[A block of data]

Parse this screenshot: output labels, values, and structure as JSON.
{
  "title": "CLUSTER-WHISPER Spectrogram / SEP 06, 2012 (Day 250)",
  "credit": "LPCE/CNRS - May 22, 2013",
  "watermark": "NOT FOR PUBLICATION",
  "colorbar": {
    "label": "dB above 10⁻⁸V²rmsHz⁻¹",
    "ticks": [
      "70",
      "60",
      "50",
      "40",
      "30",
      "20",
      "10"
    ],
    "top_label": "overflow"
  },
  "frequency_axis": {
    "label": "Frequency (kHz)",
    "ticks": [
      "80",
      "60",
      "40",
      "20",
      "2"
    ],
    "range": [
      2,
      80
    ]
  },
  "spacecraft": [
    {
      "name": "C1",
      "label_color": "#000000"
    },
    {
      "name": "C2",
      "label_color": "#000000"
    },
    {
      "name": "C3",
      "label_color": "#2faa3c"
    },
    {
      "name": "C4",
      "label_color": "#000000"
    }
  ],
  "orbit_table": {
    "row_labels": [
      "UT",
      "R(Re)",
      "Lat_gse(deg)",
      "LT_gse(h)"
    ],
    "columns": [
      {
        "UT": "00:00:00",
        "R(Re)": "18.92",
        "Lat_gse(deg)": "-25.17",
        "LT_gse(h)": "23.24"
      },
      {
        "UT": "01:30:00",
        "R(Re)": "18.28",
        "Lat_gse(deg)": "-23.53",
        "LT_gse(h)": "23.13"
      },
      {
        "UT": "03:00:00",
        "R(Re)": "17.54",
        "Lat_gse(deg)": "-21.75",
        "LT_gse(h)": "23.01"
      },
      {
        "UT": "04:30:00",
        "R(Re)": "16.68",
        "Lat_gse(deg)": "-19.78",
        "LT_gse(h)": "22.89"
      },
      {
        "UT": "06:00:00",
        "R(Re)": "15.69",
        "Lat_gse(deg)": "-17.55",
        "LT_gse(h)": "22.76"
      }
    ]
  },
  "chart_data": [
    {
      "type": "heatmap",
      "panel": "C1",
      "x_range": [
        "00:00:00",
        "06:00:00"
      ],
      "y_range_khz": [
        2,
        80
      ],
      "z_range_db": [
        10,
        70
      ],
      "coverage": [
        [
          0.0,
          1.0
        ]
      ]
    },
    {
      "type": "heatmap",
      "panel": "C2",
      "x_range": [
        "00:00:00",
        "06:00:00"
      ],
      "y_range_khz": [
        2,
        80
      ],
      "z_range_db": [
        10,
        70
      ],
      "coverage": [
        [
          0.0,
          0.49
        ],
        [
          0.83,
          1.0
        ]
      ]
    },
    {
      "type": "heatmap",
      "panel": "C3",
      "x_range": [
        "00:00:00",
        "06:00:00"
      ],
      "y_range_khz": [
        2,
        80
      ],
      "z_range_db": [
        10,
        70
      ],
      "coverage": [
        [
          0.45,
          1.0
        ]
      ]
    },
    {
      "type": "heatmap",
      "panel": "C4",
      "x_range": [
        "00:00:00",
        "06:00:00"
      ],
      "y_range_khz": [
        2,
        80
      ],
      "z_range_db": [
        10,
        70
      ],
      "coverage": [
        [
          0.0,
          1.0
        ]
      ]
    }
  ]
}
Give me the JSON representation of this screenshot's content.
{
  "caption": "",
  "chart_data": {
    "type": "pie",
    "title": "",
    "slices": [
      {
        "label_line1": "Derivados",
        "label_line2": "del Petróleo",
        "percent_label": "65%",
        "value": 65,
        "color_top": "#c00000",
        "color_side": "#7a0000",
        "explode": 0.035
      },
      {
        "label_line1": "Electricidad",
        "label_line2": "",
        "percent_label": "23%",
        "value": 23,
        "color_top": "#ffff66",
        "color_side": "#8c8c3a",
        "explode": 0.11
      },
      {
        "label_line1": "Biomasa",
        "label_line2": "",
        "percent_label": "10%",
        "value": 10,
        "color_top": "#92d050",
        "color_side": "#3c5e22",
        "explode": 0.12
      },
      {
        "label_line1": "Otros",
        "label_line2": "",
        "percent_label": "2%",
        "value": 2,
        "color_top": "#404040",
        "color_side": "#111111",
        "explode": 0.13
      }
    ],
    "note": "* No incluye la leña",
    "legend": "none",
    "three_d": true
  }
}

### What is required
Find and count the lines of the data that include the string "this", and report that figure by itself.

### Written reply
2